Instructions to follow -
Retype every entry word for word.

The records -
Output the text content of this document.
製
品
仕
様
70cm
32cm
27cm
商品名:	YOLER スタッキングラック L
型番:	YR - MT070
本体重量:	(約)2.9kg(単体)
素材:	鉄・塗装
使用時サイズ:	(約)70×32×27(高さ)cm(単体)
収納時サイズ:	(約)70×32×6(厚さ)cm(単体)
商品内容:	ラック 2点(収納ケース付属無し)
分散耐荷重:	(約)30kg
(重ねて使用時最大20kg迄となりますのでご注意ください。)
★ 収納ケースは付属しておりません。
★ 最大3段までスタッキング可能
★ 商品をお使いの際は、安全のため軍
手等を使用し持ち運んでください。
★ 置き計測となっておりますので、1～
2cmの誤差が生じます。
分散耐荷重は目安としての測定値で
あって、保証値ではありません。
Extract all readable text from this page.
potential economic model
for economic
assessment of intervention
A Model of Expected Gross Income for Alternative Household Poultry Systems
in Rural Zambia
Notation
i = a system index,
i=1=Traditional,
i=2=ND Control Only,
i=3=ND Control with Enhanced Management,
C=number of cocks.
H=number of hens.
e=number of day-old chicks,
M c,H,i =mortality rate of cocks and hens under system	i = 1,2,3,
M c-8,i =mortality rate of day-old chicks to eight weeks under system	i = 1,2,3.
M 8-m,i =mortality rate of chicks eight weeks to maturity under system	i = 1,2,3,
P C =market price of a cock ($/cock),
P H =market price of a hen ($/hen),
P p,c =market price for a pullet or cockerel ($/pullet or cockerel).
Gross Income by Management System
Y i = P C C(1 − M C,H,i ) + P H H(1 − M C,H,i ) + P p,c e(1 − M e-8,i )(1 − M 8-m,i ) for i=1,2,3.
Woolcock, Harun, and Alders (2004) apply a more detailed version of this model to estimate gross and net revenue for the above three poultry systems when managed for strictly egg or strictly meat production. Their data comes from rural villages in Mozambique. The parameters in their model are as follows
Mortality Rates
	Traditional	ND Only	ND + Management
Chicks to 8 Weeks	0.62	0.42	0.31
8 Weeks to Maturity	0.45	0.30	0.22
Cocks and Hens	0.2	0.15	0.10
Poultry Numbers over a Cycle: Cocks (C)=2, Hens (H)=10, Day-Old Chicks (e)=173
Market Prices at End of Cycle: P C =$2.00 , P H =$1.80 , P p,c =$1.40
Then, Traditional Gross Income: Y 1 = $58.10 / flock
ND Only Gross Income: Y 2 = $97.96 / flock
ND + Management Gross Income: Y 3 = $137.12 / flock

Completed exercise -
Output the text content of this document.
製
品
仕
様
70cm
32cm
27cm
商品名:	YOLER スタッキングラック L
型番:	YR - MT070
本体重量:	(約)2.9kg(単体)
素材:	鉄・塗装
使用時サイズ:	(約)70×32×27(高さ)cm(単体)
収納時サイズ:	(約)70×32×6(厚さ)cm(単体)
商品内容:	ラック 2点(収納ケース付属無し)
分散耐荷重:	(約)30kg
(重ねて使用時最大20kg迄となりますのでご注意ください。)
★ 収納ケースは付属しておりません。
★ 最大3段までスタッキング可能
★ 商品をお使いの際は、安全のため軍
手等を使用し持ち運んでください。
★ 置き計測となっておりますので、1～
2cmの誤差が生じます。
分散耐荷重は目安としての測定値で
あって、保証値ではありません。
Extract all readable text from this page.
potential economic model
for economic
assessment of intervention
A Model of Expected Gross Income for Alternative Household Poultry Systems
in Rural Zambia
Notation
i = a system index,
i=1=Traditional,
i=2=ND Control Only,
i=3=ND Control with Enhanced Management,
C=number of cocks.
H=number of hens.
e=number of day-old chicks,
M c,H,i =mortality rate of cocks and hens under system	i = 1,2,3,
M c-8,i =mortality rate of day-old chicks to eight weeks under system	i = 1,2,3.
M 8-m,i =mortality rate of chicks eight weeks to maturity under system	i = 1,2,3,
P C =market price of a cock ($/cock),
P H =market price of a hen ($/hen),
P p,c =market price for a pullet or cockerel ($/pullet or cockerel).
Gross Income by Management System
Y i = P C C(1 − M C,H,i ) + P H H(1 − M C,H,i ) + P p,c e(1 − M e-8,i )(1 − M 8-m,i ) for i=1,2,3.
Woolcock, Harun, and Alders (2004) apply a more detailed version of this model to estimate gross and net revenue for the above three poultry systems when managed for strictly egg or strictly meat production. Their data comes from rural villages in Mozambique. The parameters in their model are as follows
Mortality Rates
	Traditional	ND Only	ND + Management
Chicks to 8 Weeks	0.62	0.42	0.31
8 Weeks to Maturity	0.45	0.30	0.22
Cocks and Hens	0.2	0.15	0.10
Poultry Numbers over a Cycle: Cocks (C)=2, Hens (H)=10, Day-Old Chicks (e)=173
Market Prices at End of Cycle: P C =$2.00 , P H =$1.80 , P p,c =$1.40
Then, Traditional Gross Income: Y 1 = $58.10 / flock
ND Only Gross Income: Y 2 = $97.96 / flock
ND + Management Gross Income: Y 3 = $137.12 / flock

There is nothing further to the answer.